**Directions for this task**
Verbatim output of all the material below is required.

'''

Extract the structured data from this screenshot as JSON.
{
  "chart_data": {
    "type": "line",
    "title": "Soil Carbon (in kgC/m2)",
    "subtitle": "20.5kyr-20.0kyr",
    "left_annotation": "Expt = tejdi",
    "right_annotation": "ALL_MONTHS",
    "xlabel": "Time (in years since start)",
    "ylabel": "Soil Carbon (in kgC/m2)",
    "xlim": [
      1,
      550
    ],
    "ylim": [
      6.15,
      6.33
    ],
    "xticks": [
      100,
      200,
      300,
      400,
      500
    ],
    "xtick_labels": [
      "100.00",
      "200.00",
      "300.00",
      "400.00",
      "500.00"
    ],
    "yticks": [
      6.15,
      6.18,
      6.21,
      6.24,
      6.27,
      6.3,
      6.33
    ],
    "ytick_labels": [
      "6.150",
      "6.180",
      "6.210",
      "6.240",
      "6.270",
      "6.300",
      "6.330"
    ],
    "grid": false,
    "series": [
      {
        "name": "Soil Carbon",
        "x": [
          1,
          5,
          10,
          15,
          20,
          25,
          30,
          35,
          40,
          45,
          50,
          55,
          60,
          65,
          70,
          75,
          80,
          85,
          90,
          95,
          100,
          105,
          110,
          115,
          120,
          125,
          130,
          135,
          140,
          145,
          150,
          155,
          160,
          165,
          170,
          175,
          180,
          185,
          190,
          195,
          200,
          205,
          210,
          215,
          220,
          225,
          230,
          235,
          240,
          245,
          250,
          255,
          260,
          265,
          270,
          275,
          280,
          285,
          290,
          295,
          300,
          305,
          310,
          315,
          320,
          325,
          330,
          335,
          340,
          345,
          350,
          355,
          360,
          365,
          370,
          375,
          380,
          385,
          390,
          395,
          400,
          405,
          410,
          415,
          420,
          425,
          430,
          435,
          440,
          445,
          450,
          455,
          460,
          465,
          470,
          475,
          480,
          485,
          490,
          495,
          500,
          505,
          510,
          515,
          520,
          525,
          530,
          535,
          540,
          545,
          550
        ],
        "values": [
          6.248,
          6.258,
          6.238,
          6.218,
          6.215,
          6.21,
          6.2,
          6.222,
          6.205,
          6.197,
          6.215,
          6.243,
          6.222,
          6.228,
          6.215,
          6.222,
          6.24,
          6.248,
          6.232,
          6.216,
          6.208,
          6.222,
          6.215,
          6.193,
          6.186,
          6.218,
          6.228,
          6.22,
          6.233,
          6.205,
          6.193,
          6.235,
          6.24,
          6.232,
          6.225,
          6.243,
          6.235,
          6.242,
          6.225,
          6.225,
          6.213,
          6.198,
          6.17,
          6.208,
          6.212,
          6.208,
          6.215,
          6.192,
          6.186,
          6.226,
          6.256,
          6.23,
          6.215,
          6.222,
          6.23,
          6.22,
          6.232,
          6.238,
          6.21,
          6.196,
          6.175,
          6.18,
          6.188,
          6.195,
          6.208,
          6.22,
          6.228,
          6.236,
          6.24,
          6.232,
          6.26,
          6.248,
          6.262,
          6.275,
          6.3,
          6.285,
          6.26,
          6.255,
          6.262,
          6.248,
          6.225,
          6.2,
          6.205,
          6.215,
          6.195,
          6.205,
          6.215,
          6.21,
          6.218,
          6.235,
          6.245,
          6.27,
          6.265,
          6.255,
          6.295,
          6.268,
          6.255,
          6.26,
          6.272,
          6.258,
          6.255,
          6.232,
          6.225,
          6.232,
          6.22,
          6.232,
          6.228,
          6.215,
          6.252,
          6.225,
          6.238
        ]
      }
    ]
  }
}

'''

**Finished task**
Extract the structured data from this screenshot as JSON.
{
  "chart_data": {
    "type": "line",
    "title": "Soil Carbon (in kgC/m2)",
    "subtitle": "20.5kyr-20.0kyr",
    "left_annotation": "Expt = tejdi",
    "right_annotation": "ALL_MONTHS",
    "xlabel": "Time (in years since start)",
    "ylabel": "Soil Carbon (in kgC/m2)",
    "xlim": [
      1,
      550
    ],
    "ylim": [
      6.15,
      6.33
    ],
    "xticks": [
      100,
      200,
      300,
      400,
      500
    ],
    "xtick_labels": [
      "100.00",
      "200.00",
      "300.00",
      "400.00",
      "500.00"
    ],
    "yticks": [
      6.15,
      6.18,
      6.21,
      6.24,
      6.27,
      6.3,
      6.33
    ],
    "ytick_labels": [
      "6.150",
      "6.180",
      "6.210",
      "6.240",
      "6.270",
      "6.300",
      "6.330"
    ],
    "grid": false,
    "series": [
      {
        "name": "Soil Carbon",
        "x": [
          1,
          5,
          10,
          15,
          20,
          25,
          30,
          35,
          40,
          45,
          50,
          55,
          60,
          65,
          70,
          75,
          80,
          85,
          90,
          95,
          100,
          105,
          110,
          115,
          120,
          125,
          130,
          135,
          140,
          145,
          150,
          155,
          160,
          165,
          170,
          175,
          180,
          185,
          190,
          195,
          200,
          205,
          210,
          215,
          220,
          225,
          230,
          235,
          240,
          245,
          250,
          255,
          260,
          265,
          270,
          275,
          280,
          285,
          290,
          295,
          300,
          305,
          310,
          315,
          320,
          325,
          330,
          335,
          340,
          345,
          350,
          355,
          360,
          365,
          370,
          375,
          380,
          385,
          390,
          395,
          400,
          405,
          410,
          415,
          420,
          425,
          430,
          435,
          440,
          445,
          450,
          455,
          460,
          465,
          470,
          475,
          480,
          485,
          490,
          495,
          500,
          505,
          510,
          515,
          520,
          525,
          530,
          535,
          540,
          545,
          550
        ],
        "values": [
          6.248,
          6.258,
          6.238,
          6.218,
          6.215,
          6.21,
          6.2,
          6.222,
          6.205,
          6.197,
          6.215,
          6.243,
          6.222,
          6.228,
          6.215,
          6.222,
          6.24,
          6.248,
          6.232,
          6.216,
          6.208,
          6.222,
          6.215,
          6.193,
          6.186,
          6.218,
          6.228,
          6.22,
          6.233,
          6.205,
          6.193,
          6.235,
          6.24,
          6.232,
          6.225,
          6.243,
          6.235,
          6.242,
          6.225,
          6.225,
          6.213,
          6.198,
          6.17,
          6.208,
          6.212,
          6.208,
          6.215,
          6.192,
          6.186,
          6.226,
          6.256,
          6.23,
          6.215,
          6.222,
          6.23,
          6.22,
          6.232,
          6.238,
          6.21,
          6.196,
          6.175,
          6.18,
          6.188,
          6.195,
          6.208,
          6.22,
          6.228,
          6.236,
          6.24,
          6.232,
          6.26,
          6.248,
          6.262,
          6.275,
          6.3,
          6.285,
          6.26,
          6.255,
          6.262,
          6.248,
          6.225,
          6.2,
          6.205,
          6.215,
          6.195,
          6.205,
          6.215,
          6.21,
          6.218,
          6.235,
          6.245,
          6.27,
          6.265,
          6.255,
          6.295,
          6.268,
          6.255,
          6.26,
          6.272,
          6.258,
          6.255,
          6.232,
          6.225,
          6.232,
          6.22,
          6.232,
          6.228,
          6.215,
          6.252,
          6.225,
          6.238
        ]
      }
    ]
  }
}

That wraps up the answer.